▶ _What you should do_:
All of the data below should be written out exactly.

** Begin Records for this exercise **

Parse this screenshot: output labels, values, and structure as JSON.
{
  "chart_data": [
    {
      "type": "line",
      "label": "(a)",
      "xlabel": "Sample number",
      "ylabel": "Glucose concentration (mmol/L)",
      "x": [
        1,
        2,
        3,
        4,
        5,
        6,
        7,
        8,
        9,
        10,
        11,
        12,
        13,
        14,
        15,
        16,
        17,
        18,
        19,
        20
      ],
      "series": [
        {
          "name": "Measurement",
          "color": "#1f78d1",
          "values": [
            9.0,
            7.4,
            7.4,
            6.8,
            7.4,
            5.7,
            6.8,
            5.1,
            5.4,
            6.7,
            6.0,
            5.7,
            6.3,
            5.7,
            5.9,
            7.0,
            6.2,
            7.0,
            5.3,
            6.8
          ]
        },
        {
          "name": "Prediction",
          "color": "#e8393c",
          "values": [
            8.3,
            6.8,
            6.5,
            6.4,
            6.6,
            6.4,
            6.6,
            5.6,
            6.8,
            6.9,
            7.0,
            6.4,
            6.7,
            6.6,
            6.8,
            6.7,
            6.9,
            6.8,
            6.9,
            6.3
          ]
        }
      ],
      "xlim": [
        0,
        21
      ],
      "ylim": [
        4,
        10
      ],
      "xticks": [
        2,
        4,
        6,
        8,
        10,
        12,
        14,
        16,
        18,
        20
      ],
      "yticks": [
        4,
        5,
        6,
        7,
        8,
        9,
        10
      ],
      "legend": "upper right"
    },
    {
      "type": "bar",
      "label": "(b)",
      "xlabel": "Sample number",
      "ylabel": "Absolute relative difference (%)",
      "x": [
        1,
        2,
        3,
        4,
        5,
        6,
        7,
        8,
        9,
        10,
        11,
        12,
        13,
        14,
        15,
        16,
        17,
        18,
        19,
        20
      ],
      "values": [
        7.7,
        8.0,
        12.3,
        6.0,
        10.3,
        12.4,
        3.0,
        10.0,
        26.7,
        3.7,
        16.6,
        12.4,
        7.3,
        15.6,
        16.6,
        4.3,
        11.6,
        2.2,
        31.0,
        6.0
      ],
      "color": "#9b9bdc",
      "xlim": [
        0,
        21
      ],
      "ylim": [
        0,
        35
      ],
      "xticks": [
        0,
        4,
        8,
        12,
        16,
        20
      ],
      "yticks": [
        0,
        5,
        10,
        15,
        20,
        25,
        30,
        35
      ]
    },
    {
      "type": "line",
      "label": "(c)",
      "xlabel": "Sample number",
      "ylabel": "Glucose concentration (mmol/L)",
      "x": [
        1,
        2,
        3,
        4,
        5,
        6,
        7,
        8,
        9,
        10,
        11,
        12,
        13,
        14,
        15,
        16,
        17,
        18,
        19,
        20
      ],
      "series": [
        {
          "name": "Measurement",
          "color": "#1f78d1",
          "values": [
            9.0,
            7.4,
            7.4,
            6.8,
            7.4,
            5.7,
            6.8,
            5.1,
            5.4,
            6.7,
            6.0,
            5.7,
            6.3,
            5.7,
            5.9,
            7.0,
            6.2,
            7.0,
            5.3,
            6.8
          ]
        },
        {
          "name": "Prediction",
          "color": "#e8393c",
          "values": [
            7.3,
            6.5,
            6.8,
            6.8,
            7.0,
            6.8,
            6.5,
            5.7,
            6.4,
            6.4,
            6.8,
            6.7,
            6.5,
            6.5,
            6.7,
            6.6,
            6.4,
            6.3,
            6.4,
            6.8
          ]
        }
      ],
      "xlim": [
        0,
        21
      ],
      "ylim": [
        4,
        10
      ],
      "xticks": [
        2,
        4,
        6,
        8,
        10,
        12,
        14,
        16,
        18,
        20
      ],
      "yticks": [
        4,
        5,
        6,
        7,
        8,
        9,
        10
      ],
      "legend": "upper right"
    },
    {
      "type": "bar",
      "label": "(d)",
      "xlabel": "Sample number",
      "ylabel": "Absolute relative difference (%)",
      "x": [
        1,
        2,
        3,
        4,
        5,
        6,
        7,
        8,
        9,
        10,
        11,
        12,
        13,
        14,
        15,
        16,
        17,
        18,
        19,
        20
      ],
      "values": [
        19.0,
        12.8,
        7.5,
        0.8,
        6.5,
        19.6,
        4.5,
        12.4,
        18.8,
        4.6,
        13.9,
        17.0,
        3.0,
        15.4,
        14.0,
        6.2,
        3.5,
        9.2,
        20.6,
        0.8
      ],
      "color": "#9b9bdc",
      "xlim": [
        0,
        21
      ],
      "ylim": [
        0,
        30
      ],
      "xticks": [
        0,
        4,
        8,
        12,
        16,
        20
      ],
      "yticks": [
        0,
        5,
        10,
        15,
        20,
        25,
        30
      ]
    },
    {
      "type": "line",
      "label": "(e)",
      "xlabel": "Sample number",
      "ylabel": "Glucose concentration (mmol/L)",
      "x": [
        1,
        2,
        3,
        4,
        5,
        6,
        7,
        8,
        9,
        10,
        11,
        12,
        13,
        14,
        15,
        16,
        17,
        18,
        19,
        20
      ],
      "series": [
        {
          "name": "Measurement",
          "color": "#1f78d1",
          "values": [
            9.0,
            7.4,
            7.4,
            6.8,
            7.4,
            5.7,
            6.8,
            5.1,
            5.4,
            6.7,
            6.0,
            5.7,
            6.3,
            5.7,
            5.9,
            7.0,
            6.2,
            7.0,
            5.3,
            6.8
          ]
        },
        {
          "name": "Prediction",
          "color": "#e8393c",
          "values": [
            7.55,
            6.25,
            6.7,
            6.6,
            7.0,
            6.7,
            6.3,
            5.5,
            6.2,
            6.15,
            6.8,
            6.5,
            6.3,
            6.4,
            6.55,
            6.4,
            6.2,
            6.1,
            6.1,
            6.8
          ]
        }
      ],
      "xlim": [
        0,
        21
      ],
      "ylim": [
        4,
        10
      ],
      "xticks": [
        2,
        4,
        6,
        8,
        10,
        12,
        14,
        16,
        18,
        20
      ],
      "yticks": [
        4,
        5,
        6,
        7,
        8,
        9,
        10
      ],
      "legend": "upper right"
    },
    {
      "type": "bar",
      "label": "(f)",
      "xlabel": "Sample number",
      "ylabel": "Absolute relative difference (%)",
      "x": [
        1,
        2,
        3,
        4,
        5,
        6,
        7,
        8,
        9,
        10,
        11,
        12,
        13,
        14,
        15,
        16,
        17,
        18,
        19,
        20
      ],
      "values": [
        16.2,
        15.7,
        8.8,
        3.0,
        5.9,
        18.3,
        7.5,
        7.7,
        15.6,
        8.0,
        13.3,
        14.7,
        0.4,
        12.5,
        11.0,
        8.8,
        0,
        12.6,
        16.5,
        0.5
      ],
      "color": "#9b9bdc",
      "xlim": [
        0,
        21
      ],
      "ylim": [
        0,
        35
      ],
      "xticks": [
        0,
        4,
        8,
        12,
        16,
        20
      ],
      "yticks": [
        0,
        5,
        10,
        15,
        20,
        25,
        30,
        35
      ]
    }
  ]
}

** End Records for this exercise **

▶ _Response_:
Parse this screenshot: output labels, values, and structure as JSON.
{
  "chart_data": [
    {
      "type": "line",
      "label": "(a)",
      "xlabel": "Sample number",
      "ylabel": "Glucose concentration (mmol/L)",
      "x": [
        1,
        2,
        3,
        4,
        5,
        6,
        7,
        8,
        9,
        10,
        11,
        12,
        13,
        14,
        15,
        16,
        17,
        18,
        19,
        20
      ],
      "series": [
        {
          "name": "Measurement",
          "color": "#1f78d1",
          "values": [
            9.0,
            7.4,
            7.4,
            6.8,
            7.4,
            5.7,
            6.8,
            5.1,
            5.4,
            6.7,
            6.0,
            5.7,
            6.3,
            5.7,
            5.9,
            7.0,
            6.2,
            7.0,
            5.3,
            6.8
          ]
        },
        {
          "name": "Prediction",
          "color": "#e8393c",
          "values": [
            8.3,
            6.8,
            6.5,
            6.4,
            6.6,
            6.4,
            6.6,
            5.6,
            6.8,
            6.9,
            7.0,
            6.4,
            6.7,
            6.6,
            6.8,
            6.7,
            6.9,
            6.8,
            6.9,
            6.3
          ]
        }
      ],
      "xlim": [
        0,
        21
      ],
      "ylim": [
        4,
        10
      ],
      "xticks": [
        2,
        4,
        6,
        8,
        10,
        12,
        14,
        16,
        18,
        20
      ],
      "yticks": [
        4,
        5,
        6,
        7,
        8,
        9,
        10
      ],
      "legend": "upper right"
    },
    {
      "type": "bar",
      "label": "(b)",
      "xlabel": "Sample number",
      "ylabel": "Absolute relative difference (%)",
      "x": [
        1,
        2,
        3,
        4,
        5,
        6,
        7,
        8,
        9,
        10,
        11,
        12,
        13,
        14,
        15,
        16,
        17,
        18,
        19,
        20
      ],
      "values": [
        7.7,
        8.0,
        12.3,
        6.0,
        10.3,
        12.4,
        3.0,
        10.0,
        26.7,
        3.7,
        16.6,
        12.4,
        7.3,
        15.6,
        16.6,
        4.3,
        11.6,
        2.2,
        31.0,
        6.0
      ],
      "color": "#9b9bdc",
      "xlim": [
        0,
        21
      ],
      "ylim": [
        0,
        35
      ],
      "xticks": [
        0,
        4,
        8,
        12,
        16,
        20
      ],
      "yticks": [
        0,
        5,
        10,
        15,
        20,
        25,
        30,
        35
      ]
    },
    {
      "type": "line",
      "label": "(c)",
      "xlabel": "Sample number",
      "ylabel": "Glucose concentration (mmol/L)",
      "x": [
        1,
        2,
        3,
        4,
        5,
        6,
        7,
        8,
        9,
        10,
        11,
        12,
        13,
        14,
        15,
        16,
        17,
        18,
        19,
        20
      ],
      "series": [
        {
          "name": "Measurement",
          "color": "#1f78d1",
          "values": [
            9.0,
            7.4,
            7.4,
            6.8,
            7.4,
            5.7,
            6.8,
            5.1,
            5.4,
            6.7,
            6.0,
            5.7,
            6.3,
            5.7,
            5.9,
            7.0,
            6.2,
            7.0,
            5.3,
            6.8
          ]
        },
        {
          "name": "Prediction",
          "color": "#e8393c",
          "values": [
            7.3,
            6.5,
            6.8,
            6.8,
            7.0,
            6.8,
            6.5,
            5.7,
            6.4,
            6.4,
            6.8,
            6.7,
            6.5,
            6.5,
            6.7,
            6.6,
            6.4,
            6.3,
            6.4,
            6.8
          ]
        }
      ],
      "xlim": [
        0,
        21
      ],
      "ylim": [
        4,
        10
      ],
      "xticks": [
        2,
        4,
        6,
        8,
        10,
        12,
        14,
        16,
        18,
        20
      ],
      "yticks": [
        4,
        5,
        6,
        7,
        8,
        9,
        10
      ],
      "legend": "upper right"
    },
    {
      "type": "bar",
      "label": "(d)",
      "xlabel": "Sample number",
      "ylabel": "Absolute relative difference (%)",
      "x": [
        1,
        2,
        3,
        4,
        5,
        6,
        7,
        8,
        9,
        10,
        11,
        12,
        13,
        14,
        15,
        16,
        17,
        18,
        19,
        20
      ],
      "values": [
        19.0,
        12.8,
        7.5,
        0.8,
        6.5,
        19.6,
        4.5,
        12.4,
        18.8,
        4.6,
        13.9,
        17.0,
        3.0,
        15.4,
        14.0,
        6.2,
        3.5,
        9.2,
        20.6,
        0.8
      ],
      "color": "#9b9bdc",
      "xlim": [
        0,
        21
      ],
      "ylim": [
        0,
        30
      ],
      "xticks": [
        0,
        4,
        8,
        12,
        16,
        20
      ],
      "yticks": [
        0,
        5,
        10,
        15,
        20,
        25,
        30
      ]
    },
    {
      "type": "line",
      "label": "(e)",
      "xlabel": "Sample number",
      "ylabel": "Glucose concentration (mmol/L)",
      "x": [
        1,
        2,
        3,
        4,
        5,
        6,
        7,
        8,
        9,
        10,
        11,
        12,
        13,
        14,
        15,
        16,
        17,
        18,
        19,
        20
      ],
      "series": [
        {
          "name": "Measurement",
          "color": "#1f78d1",
          "values": [
            9.0,
            7.4,
            7.4,
            6.8,
            7.4,
            5.7,
            6.8,
            5.1,
            5.4,
            6.7,
            6.0,
            5.7,
            6.3,
            5.7,
            5.9,
            7.0,
            6.2,
            7.0,
            5.3,
            6.8
          ]
        },
        {
          "name": "Prediction",
          "color": "#e8393c",
          "values": [
            7.55,
            6.25,
            6.7,
            6.6,
            7.0,
            6.7,
            6.3,
            5.5,
            6.2,
            6.15,
            6.8,
            6.5,
            6.3,
            6.4,
            6.55,
            6.4,
            6.2,
            6.1,
            6.1,
            6.8
          ]
        }
      ],
      "xlim": [
        0,
        21
      ],
      "ylim": [
        4,
        10
      ],
      "xticks": [
        2,
        4,
        6,
        8,
        10,
        12,
        14,
        16,
        18,
        20
      ],
      "yticks": [
        4,
        5,
        6,
        7,
        8,
        9,
        10
      ],
      "legend": "upper right"
    },
    {
      "type": "bar",
      "label": "(f)",
      "xlabel": "Sample number",
      "ylabel": "Absolute relative difference (%)",
      "x": [
        1,
        2,
        3,
        4,
        5,
        6,
        7,
        8,
        9,
        10,
        11,
        12,
        13,
        14,
        15,
        16,
        17,
        18,
        19,
        20
      ],
      "values": [
        16.2,
        15.7,
        8.8,
        3.0,
        5.9,
        18.3,
        7.5,
        7.7,
        15.6,
        8.0,
        13.3,
        14.7,
        0.4,
        12.5,
        11.0,
        8.8,
        0,
        12.6,
        16.5,
        0.5
      ],
      "color": "#9b9bdc",
      "xlim": [
        0,
        21
      ],
      "ylim": [
        0,
        35
      ],
      "xticks": [
        0,
        4,
        8,
        12,
        16,
        20
      ],
      "yticks": [
        0,
        5,
        10,
        15,
        20,
        25,
        30,
        35
      ]
    }
  ]
}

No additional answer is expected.